Start
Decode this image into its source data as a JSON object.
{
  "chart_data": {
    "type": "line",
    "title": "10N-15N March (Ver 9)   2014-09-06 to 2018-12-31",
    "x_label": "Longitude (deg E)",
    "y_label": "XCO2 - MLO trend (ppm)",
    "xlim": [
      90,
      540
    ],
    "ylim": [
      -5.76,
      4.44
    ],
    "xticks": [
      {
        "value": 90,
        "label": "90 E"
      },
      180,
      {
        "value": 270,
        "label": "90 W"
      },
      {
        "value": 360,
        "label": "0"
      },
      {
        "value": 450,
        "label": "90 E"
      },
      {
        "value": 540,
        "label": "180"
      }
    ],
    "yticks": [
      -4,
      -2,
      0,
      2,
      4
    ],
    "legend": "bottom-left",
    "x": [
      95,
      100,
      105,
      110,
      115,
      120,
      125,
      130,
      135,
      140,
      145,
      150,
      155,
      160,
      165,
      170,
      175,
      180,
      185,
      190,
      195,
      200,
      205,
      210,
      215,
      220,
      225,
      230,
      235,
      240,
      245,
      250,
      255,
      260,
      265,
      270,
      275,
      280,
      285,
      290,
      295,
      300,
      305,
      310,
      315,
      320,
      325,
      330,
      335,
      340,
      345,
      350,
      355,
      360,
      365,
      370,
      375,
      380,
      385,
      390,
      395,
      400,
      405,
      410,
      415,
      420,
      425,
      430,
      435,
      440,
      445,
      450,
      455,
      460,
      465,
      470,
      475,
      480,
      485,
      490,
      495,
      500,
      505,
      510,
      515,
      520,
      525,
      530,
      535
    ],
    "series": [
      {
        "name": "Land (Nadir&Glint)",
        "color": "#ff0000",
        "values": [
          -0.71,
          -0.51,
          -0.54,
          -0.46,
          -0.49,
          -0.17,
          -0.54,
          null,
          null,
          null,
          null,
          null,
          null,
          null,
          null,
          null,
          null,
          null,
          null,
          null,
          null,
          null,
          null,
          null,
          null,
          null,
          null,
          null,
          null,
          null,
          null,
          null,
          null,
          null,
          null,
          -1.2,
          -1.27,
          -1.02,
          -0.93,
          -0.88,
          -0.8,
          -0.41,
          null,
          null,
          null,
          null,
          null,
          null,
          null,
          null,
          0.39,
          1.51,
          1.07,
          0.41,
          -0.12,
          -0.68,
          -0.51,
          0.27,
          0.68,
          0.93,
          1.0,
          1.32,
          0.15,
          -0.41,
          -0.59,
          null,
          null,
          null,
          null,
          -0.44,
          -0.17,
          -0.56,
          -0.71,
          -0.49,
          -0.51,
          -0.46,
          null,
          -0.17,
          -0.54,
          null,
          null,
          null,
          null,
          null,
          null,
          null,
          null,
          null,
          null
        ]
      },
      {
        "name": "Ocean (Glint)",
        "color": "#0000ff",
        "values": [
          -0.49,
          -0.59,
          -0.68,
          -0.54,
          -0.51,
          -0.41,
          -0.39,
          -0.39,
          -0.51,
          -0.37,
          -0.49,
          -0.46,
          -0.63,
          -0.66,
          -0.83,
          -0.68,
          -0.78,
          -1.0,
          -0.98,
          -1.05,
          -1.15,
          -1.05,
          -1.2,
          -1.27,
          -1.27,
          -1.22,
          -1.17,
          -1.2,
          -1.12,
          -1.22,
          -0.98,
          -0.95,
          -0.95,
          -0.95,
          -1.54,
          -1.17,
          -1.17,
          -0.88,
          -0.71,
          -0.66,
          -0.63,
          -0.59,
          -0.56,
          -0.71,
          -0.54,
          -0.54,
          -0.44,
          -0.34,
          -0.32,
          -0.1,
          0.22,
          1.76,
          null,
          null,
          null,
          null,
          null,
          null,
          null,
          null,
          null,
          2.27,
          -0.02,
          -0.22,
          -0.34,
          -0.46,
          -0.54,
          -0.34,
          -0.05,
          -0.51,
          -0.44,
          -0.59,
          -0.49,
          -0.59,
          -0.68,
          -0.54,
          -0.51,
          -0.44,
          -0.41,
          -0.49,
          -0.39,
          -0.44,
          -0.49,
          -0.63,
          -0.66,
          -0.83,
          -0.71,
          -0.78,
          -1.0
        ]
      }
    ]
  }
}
End
▶ Your goal
Return the listing above word for word.

▶ Worked answer
Decode this image into its source data as a JSON object.
{
  "chart_data": {
    "type": "line",
    "title": "10N-15N March (Ver 9)   2014-09-06 to 2018-12-31",
    "x_label": "Longitude (deg E)",
    "y_label": "XCO2 - MLO trend (ppm)",
    "xlim": [
      90,
      540
    ],
    "ylim": [
      -5.76,
      4.44
    ],
    "xticks": [
      {
        "value": 90,
        "label": "90 E"
      },
      180,
      {
        "value": 270,
        "label": "90 W"
      },
      {
        "value": 360,
        "label": "0"
      },
      {
        "value": 450,
        "label": "90 E"
      },
      {
        "value": 540,
        "label": "180"
      }
    ],
    "yticks": [
      -4,
      -2,
      0,
      2,
      4
    ],
    "legend": "bottom-left",
    "x": [
      95,
      100,
      105,
      110,
      115,
      120,
      125,
      130,
      135,
      140,
      145,
      150,
      155,
      160,
      165,
      170,
      175,
      180,
      185,
      190,
      195,
      200,
      205,
      210,
      215,
      220,
      225,
      230,
      235,
      240,
      245,
      250,
      255,
      260,
      265,
      270,
      275,
      280,
      285,
      290,
      295,
      300,
      305,
      310,
      315,
      320,
      325,
      330,
      335,
      340,
      345,
      350,
      355,
      360,
      365,
      370,
      375,
      380,
      385,
      390,
      395,
      400,
      405,
      410,
      415,
      420,
      425,
      430,
      435,
      440,
      445,
      450,
      455,
      460,
      465,
      470,
      475,
      480,
      485,
      490,
      495,
      500,
      505,
      510,
      515,
      520,
      525,
      530,
      535
    ],
    "series": [
      {
        "name": "Land (Nadir&Glint)",
        "color": "#ff0000",
        "values": [
          -0.71,
          -0.51,
          -0.54,
          -0.46,
          -0.49,
          -0.17,
          -0.54,
          null,
          null,
          null,
          null,
          null,
          null,
          null,
          null,
          null,
          null,
          null,
          null,
          null,
          null,
          null,
          null,
          null,
          null,
          null,
          null,
          null,
          null,
          null,
          null,
          null,
          null,
          null,
          null,
          -1.2,
          -1.27,
          -1.02,
          -0.93,
          -0.88,
          -0.8,
          -0.41,
          null,
          null,
          null,
          null,
          null,
          null,
          null,
          null,
          0.39,
          1.51,
          1.07,
          0.41,
          -0.12,
          -0.68,
          -0.51,
          0.27,
          0.68,
          0.93,
          1.0,
          1.32,
          0.15,
          -0.41,
          -0.59,
          null,
          null,
          null,
          null,
          -0.44,
          -0.17,
          -0.56,
          -0.71,
          -0.49,
          -0.51,
          -0.46,
          null,
          -0.17,
          -0.54,
          null,
          null,
          null,
          null,
          null,
          null,
          null,
          null,
          null,
          null
        ]
      },
      {
        "name": "Ocean (Glint)",
        "color": "#0000ff",
        "values": [
          -0.49,
          -0.59,
          -0.68,
          -0.54,
          -0.51,
          -0.41,
          -0.39,
          -0.39,
          -0.51,
          -0.37,
          -0.49,
          -0.46,
          -0.63,
          -0.66,
          -0.83,
          -0.68,
          -0.78,
          -1.0,
          -0.98,
          -1.05,
          -1.15,
          -1.05,
          -1.2,
          -1.27,
          -1.27,
          -1.22,
          -1.17,
          -1.2,
          -1.12,
          -1.22,
          -0.98,
          -0.95,
          -0.95,
          -0.95,
          -1.54,
          -1.17,
          -1.17,
          -0.88,
          -0.71,
          -0.66,
          -0.63,
          -0.59,
          -0.56,
          -0.71,
          -0.54,
          -0.54,
          -0.44,
          -0.34,
          -0.32,
          -0.1,
          0.22,
          1.76,
          null,
          null,
          null,
          null,
          null,
          null,
          null,
          null,
          null,
          2.27,
          -0.02,
          -0.22,
          -0.34,
          -0.46,
          -0.54,
          -0.34,
          -0.05,
          -0.51,
          -0.44,
          -0.59,
          -0.49,
          -0.59,
          -0.68,
          -0.54,
          -0.51,
          -0.44,
          -0.41,
          -0.49,
          -0.39,
          -0.44,
          -0.49,
          -0.63,
          -0.66,
          -0.83,
          -0.71,
          -0.78,
          -1.0
        ]
      }
    ]
  }
}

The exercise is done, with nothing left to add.